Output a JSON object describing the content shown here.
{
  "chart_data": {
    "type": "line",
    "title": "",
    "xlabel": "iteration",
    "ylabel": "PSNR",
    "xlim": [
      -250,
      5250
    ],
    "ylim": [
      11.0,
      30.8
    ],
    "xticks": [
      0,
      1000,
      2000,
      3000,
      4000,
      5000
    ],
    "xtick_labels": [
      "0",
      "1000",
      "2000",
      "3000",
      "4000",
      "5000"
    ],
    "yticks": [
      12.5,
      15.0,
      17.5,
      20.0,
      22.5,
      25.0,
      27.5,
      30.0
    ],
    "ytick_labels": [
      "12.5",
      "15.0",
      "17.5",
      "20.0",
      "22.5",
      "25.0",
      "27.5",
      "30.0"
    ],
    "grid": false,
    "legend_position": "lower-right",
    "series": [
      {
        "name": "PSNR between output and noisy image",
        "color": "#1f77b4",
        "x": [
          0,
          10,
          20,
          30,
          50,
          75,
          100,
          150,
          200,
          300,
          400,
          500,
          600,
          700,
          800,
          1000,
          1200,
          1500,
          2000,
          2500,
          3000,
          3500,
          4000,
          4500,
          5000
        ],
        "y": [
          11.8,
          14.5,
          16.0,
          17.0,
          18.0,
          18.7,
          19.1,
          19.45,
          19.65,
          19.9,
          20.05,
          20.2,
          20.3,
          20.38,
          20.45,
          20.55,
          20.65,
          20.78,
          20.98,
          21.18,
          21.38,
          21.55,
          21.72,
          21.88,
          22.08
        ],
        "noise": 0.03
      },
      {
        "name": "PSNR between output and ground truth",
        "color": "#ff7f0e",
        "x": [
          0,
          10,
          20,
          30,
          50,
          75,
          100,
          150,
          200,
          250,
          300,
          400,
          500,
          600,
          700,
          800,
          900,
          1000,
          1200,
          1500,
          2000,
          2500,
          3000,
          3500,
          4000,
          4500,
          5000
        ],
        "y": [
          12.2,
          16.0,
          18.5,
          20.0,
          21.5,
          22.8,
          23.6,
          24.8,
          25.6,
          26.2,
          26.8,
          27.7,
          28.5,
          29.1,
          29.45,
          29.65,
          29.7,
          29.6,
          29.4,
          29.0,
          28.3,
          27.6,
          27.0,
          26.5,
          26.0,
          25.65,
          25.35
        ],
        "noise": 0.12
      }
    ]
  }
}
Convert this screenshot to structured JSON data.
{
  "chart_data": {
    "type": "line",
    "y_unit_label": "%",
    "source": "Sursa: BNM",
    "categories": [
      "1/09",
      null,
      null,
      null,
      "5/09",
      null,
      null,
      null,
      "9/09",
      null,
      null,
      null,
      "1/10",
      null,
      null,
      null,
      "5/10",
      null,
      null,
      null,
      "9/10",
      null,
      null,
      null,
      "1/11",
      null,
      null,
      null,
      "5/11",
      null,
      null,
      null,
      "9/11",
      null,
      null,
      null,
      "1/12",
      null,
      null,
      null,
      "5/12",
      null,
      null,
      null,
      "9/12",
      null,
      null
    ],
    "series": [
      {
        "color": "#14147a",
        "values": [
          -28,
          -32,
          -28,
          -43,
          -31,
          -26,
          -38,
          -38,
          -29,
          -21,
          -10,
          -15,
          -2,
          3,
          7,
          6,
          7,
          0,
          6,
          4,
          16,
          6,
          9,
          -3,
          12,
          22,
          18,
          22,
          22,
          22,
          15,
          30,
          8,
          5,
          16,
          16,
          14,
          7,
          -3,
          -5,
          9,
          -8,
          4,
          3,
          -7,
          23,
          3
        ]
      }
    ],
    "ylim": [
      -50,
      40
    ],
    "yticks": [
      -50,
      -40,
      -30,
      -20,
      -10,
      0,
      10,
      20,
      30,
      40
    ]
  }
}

•••

▶ _TASK REQUIREMENTS_:
Select and copy every line of the material that holds the string "PSNR".

▶ _WRITTEN RESPONSE_:
    "ylabel": "PSNR",
        "name": "PSNR between output and noisy image",
        "name": "PSNR between output and ground truth",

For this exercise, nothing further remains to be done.